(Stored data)
>>>>>

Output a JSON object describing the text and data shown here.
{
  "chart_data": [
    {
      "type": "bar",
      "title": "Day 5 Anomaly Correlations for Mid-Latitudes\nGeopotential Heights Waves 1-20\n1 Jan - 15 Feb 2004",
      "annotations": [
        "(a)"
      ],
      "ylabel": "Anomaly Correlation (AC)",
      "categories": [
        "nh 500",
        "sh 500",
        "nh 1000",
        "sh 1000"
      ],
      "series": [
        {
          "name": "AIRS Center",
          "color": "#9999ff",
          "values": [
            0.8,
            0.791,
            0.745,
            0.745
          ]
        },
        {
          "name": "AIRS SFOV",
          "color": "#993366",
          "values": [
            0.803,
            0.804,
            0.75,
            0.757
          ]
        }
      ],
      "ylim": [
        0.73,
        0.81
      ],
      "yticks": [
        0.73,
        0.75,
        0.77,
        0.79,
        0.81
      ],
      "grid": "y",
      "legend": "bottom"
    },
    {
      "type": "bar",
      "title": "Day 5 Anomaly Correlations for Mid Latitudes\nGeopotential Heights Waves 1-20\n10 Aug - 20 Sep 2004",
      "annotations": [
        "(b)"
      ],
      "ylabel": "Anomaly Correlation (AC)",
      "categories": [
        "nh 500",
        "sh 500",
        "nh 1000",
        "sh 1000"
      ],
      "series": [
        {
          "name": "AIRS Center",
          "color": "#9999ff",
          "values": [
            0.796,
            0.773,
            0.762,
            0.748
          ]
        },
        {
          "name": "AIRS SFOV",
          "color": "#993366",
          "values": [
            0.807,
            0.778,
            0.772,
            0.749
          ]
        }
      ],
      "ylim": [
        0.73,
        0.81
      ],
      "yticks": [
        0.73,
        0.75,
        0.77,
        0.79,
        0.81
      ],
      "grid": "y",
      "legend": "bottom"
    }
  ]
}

<<<<<
>>>>>

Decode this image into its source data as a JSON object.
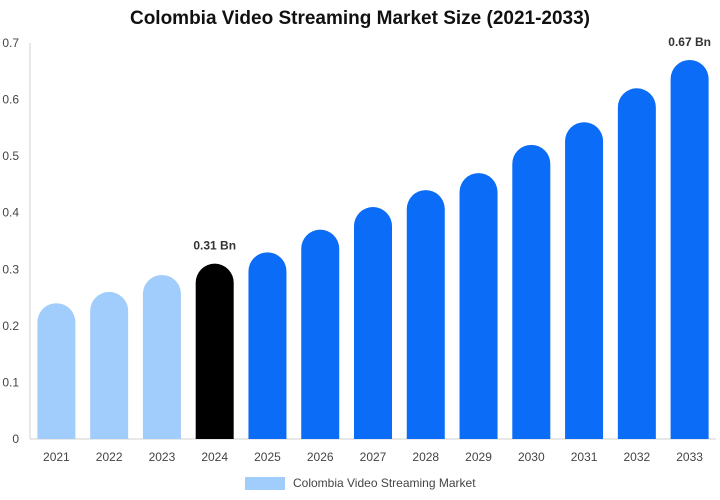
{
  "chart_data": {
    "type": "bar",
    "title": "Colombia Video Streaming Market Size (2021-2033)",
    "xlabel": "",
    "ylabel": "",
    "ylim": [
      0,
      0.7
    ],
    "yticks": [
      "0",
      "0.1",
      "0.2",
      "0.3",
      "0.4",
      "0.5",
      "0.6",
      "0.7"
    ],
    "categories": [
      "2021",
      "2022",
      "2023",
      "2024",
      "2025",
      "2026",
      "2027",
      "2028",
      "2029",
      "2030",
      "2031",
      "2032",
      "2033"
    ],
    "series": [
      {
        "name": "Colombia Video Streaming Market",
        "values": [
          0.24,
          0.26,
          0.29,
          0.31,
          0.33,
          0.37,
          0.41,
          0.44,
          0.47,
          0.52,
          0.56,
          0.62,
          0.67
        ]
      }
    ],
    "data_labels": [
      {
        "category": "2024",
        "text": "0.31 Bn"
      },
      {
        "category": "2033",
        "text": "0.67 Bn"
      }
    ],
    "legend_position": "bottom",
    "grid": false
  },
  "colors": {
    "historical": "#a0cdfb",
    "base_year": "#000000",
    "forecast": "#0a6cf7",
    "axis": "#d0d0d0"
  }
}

<<<<<

EXERCISE AIM -> Copy out every line from the data above that has "Video" in it.

WRITTEN SOLUTION ->
    "title": "Colombia Video Streaming Market Size (2021-2033)",
        "name": "Colombia Video Streaming Market",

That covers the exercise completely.